Report all lines from the entries below in which "this" appears.

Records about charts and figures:
## start
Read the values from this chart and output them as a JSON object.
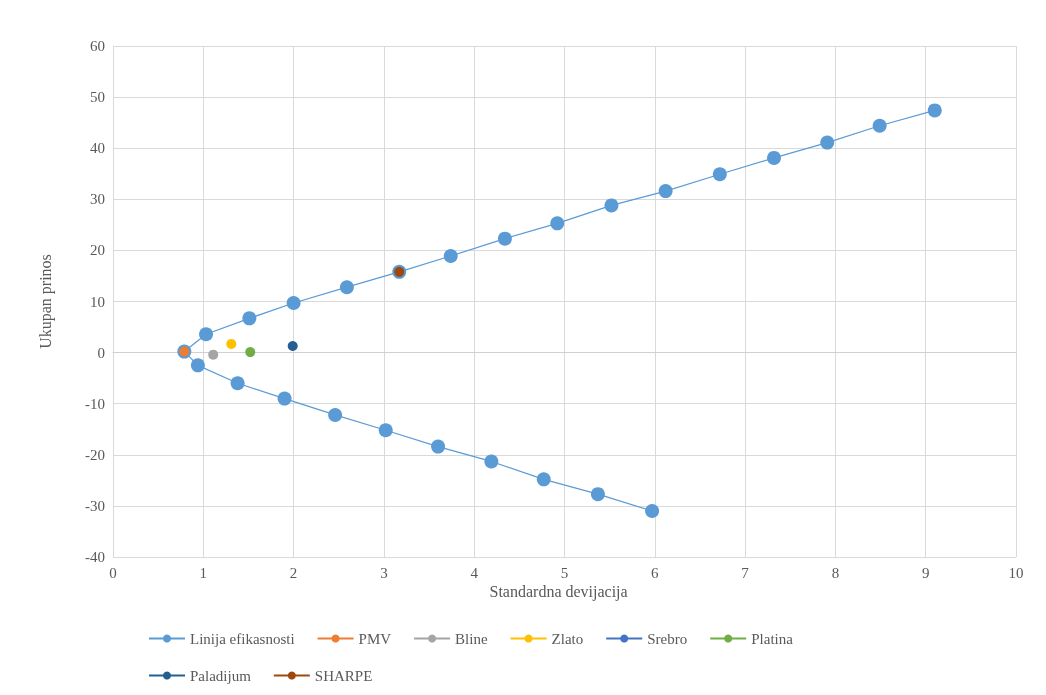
{
  "chart_data": {
    "type": "line",
    "xlabel": "Standardna devijacija",
    "ylabel": "Ukupan prinos",
    "xlim": [
      0,
      10
    ],
    "xticks": [
      0,
      1,
      2,
      3,
      4,
      5,
      6,
      7,
      8,
      9,
      10
    ],
    "ylim": [
      -40,
      60
    ],
    "yticks": [
      -40,
      -30,
      -20,
      -10,
      0,
      10,
      20,
      30,
      40,
      50,
      60
    ],
    "grid": true,
    "legend": "bottom",
    "marker": "circle",
    "series": [
      {
        "name": "Linija efikasnosti",
        "color": "#5b9bd5",
        "x": [
          5.97,
          5.37,
          4.77,
          4.19,
          3.6,
          3.02,
          2.46,
          1.9,
          1.38,
          0.94,
          0.79,
          1.03,
          1.51,
          2.0,
          2.59,
          3.17,
          3.74,
          4.34,
          4.92,
          5.52,
          6.12,
          6.72,
          7.32,
          7.91,
          8.49,
          9.1
        ],
        "values": [
          -31.0,
          -27.7,
          -24.8,
          -21.3,
          -18.4,
          -15.2,
          -12.2,
          -9.0,
          -6.0,
          -2.5,
          0.2,
          3.6,
          6.7,
          9.7,
          12.8,
          15.8,
          18.9,
          22.3,
          25.3,
          28.8,
          31.6,
          34.9,
          38.1,
          41.1,
          44.4,
          47.4
        ]
      },
      {
        "name": "PMV",
        "color": "#ed7d31",
        "x": [
          0.79
        ],
        "values": [
          0.2
        ]
      },
      {
        "name": "Bline",
        "color": "#a5a5a5",
        "x": [
          1.11
        ],
        "values": [
          -0.4
        ]
      },
      {
        "name": "Zlato",
        "color": "#ffc000",
        "x": [
          1.31
        ],
        "values": [
          1.7
        ]
      },
      {
        "name": "Srebro",
        "color": "#4472c4"
      },
      {
        "name": "Platina",
        "color": "#70ad47",
        "x": [
          1.52
        ],
        "values": [
          0.1
        ]
      },
      {
        "name": "Paladijum",
        "color": "#255e91",
        "x": [
          1.99
        ],
        "values": [
          1.3
        ]
      },
      {
        "name": "SHARPE",
        "color": "#9e480e",
        "x": [
          3.17
        ],
        "values": [
          15.8
        ]
      }
    ]
  }
}
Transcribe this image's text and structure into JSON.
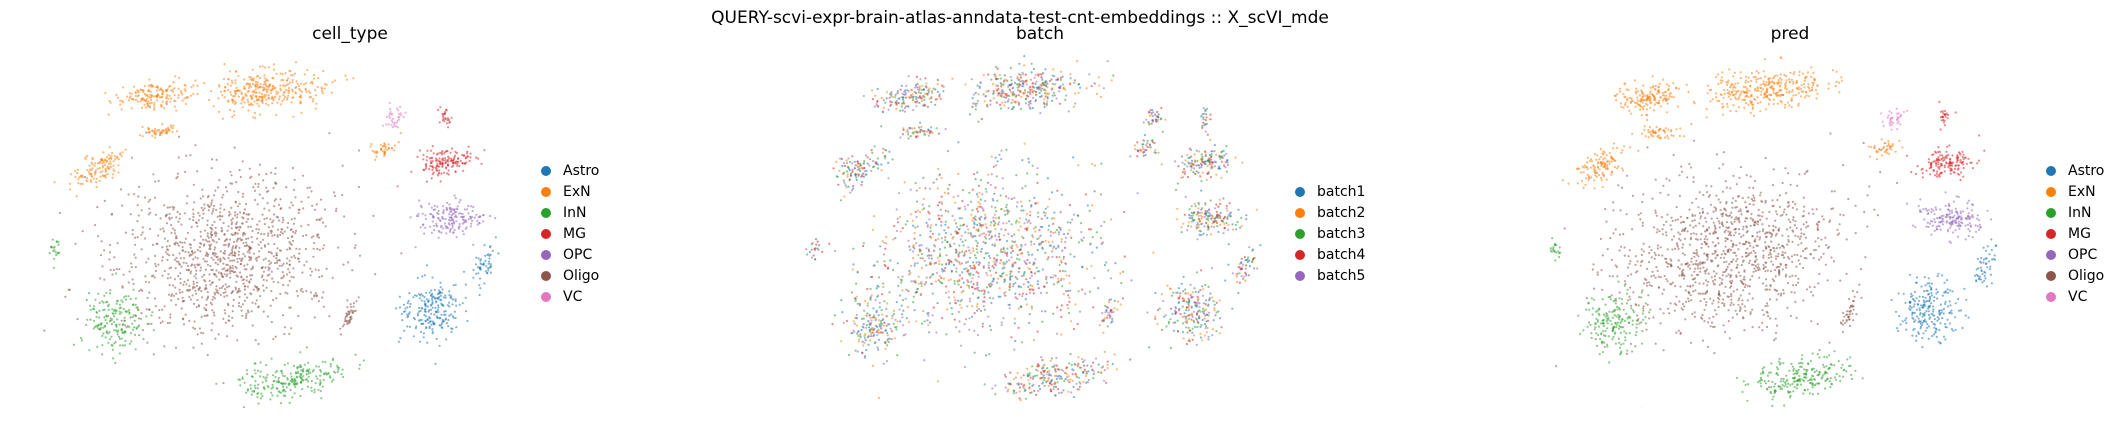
{
  "figure": {
    "suptitle": "QUERY-scvi-expr-brain-atlas-anndata-test-cnt-embeddings :: X_scVI_mde"
  },
  "palette": {
    "blue": "#1f77b4",
    "orange": "#ff7f0e",
    "green": "#2ca02c",
    "red": "#d62728",
    "purple": "#9467bd",
    "brown": "#8c564b",
    "pink": "#e377c2"
  },
  "chart_data": [
    {
      "type": "scatter",
      "title": "cell_type",
      "xlabel": "",
      "ylabel": "",
      "axes_visible": false,
      "grid": false,
      "legend_position": "right",
      "legend": [
        {
          "name": "Astro",
          "color": "#1f77b4"
        },
        {
          "name": "ExN",
          "color": "#ff7f0e"
        },
        {
          "name": "InN",
          "color": "#2ca02c"
        },
        {
          "name": "MG",
          "color": "#d62728"
        },
        {
          "name": "OPC",
          "color": "#9467bd"
        },
        {
          "name": "Oligo",
          "color": "#8c564b"
        },
        {
          "name": "VC",
          "color": "#e377c2"
        }
      ]
    },
    {
      "type": "scatter",
      "title": "batch",
      "xlabel": "",
      "ylabel": "",
      "axes_visible": false,
      "grid": false,
      "legend_position": "right",
      "legend": [
        {
          "name": "batch1",
          "color": "#1f77b4"
        },
        {
          "name": "batch2",
          "color": "#ff7f0e"
        },
        {
          "name": "batch3",
          "color": "#2ca02c"
        },
        {
          "name": "batch4",
          "color": "#d62728"
        },
        {
          "name": "batch5",
          "color": "#9467bd"
        }
      ]
    },
    {
      "type": "scatter",
      "title": "pred",
      "xlabel": "",
      "ylabel": "",
      "axes_visible": false,
      "grid": false,
      "legend_position": "right",
      "legend": [
        {
          "name": "Astro",
          "color": "#1f77b4"
        },
        {
          "name": "ExN",
          "color": "#ff7f0e"
        },
        {
          "name": "InN",
          "color": "#2ca02c"
        },
        {
          "name": "MG",
          "color": "#d62728"
        },
        {
          "name": "OPC",
          "color": "#9467bd"
        },
        {
          "name": "Oligo",
          "color": "#8c564b"
        },
        {
          "name": "VC",
          "color": "#e377c2"
        }
      ]
    }
  ]
}
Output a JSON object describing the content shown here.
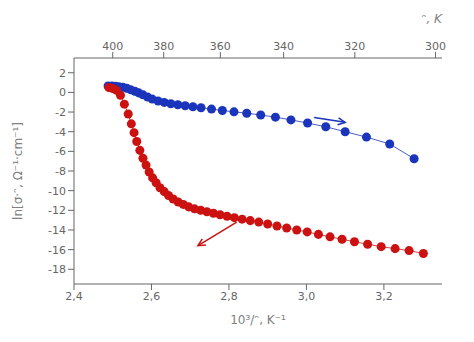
{
  "chart_data": {
    "type": "line",
    "xlabel": "10³/ᵔ, K⁻¹",
    "ylabel": "ln[σ·ᵔ, Ω⁻¹·cm⁻¹]",
    "x2label": "ᵔ, K",
    "xlim": [
      2.4,
      3.35
    ],
    "ylim": [
      -19.5,
      3.5
    ],
    "xticks": [
      {
        "value": 2.4,
        "label": "2,4"
      },
      {
        "value": 2.6,
        "label": "2,6"
      },
      {
        "value": 2.8,
        "label": "2,8"
      },
      {
        "value": 3.0,
        "label": "3,0"
      },
      {
        "value": 3.2,
        "label": "3,2"
      }
    ],
    "x2ticks": [
      {
        "value": 2.5,
        "label": "400"
      },
      {
        "value": 2.631578947368421,
        "label": "380"
      },
      {
        "value": 2.7777777777777777,
        "label": "360"
      },
      {
        "value": 2.9411764705882355,
        "label": "340"
      },
      {
        "value": 3.125,
        "label": "320"
      },
      {
        "value": 3.3333333333333335,
        "label": "300"
      }
    ],
    "yticks": [
      -18,
      -16,
      -14,
      -12,
      -10,
      -8,
      -6,
      -4,
      -2,
      0,
      2
    ],
    "grid": false,
    "series": [
      {
        "color": "#1A34BB",
        "marker": "circle",
        "line_style": "solid",
        "x": [
          2.488,
          2.498,
          2.507,
          2.516,
          2.526,
          2.536,
          2.546,
          2.557,
          2.567,
          2.578,
          2.59,
          2.602,
          2.617,
          2.633,
          2.65,
          2.668,
          2.687,
          2.707,
          2.728,
          2.755,
          2.783,
          2.813,
          2.846,
          2.882,
          2.92,
          2.96,
          3.003,
          3.05,
          3.1,
          3.155,
          3.215,
          3.278
        ],
        "values": [
          0.65,
          0.65,
          0.62,
          0.58,
          0.52,
          0.42,
          0.28,
          0.12,
          -0.05,
          -0.25,
          -0.48,
          -0.68,
          -0.88,
          -1.02,
          -1.15,
          -1.26,
          -1.36,
          -1.46,
          -1.56,
          -1.7,
          -1.84,
          -1.98,
          -2.12,
          -2.3,
          -2.52,
          -2.8,
          -3.12,
          -3.5,
          -4.0,
          -4.55,
          -5.25,
          -6.75
        ]
      },
      {
        "color": "#CC1111",
        "marker": "circle",
        "line_style": "solid",
        "x": [
          2.49,
          2.5,
          2.51,
          2.52,
          2.53,
          2.54,
          2.548,
          2.555,
          2.562,
          2.57,
          2.578,
          2.586,
          2.594,
          2.603,
          2.612,
          2.622,
          2.633,
          2.644,
          2.656,
          2.669,
          2.682,
          2.696,
          2.711,
          2.727,
          2.743,
          2.76,
          2.777,
          2.795,
          2.814,
          2.834,
          2.855,
          2.877,
          2.9,
          2.924,
          2.949,
          2.975,
          3.002,
          3.031,
          3.061,
          3.092,
          3.124,
          3.158,
          3.193,
          3.229,
          3.265,
          3.302
        ],
        "values": [
          0.5,
          0.4,
          0.2,
          -0.3,
          -1.2,
          -2.2,
          -3.2,
          -4.1,
          -5.0,
          -5.9,
          -6.7,
          -7.4,
          -8.1,
          -8.7,
          -9.2,
          -9.7,
          -10.1,
          -10.5,
          -10.85,
          -11.15,
          -11.4,
          -11.65,
          -11.85,
          -12.0,
          -12.15,
          -12.3,
          -12.45,
          -12.6,
          -12.75,
          -12.9,
          -13.05,
          -13.2,
          -13.4,
          -13.6,
          -13.8,
          -14.0,
          -14.2,
          -14.45,
          -14.7,
          -14.95,
          -15.2,
          -15.45,
          -15.7,
          -15.9,
          -16.1,
          -16.4
        ]
      }
    ],
    "arrows": [
      {
        "color": "#1A34BB",
        "x": [
          3.02,
          3.1
        ],
        "y": [
          -2.55,
          -3.05
        ]
      },
      {
        "color": "#CC1111",
        "x": [
          2.82,
          2.72
        ],
        "y": [
          -13.2,
          -15.6
        ]
      }
    ]
  }
}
## end
**RESPONSE TO THE EXERCISE**
Read the values from this chart and output them as a JSON object.
Transcribe this image's text and structure into JSON.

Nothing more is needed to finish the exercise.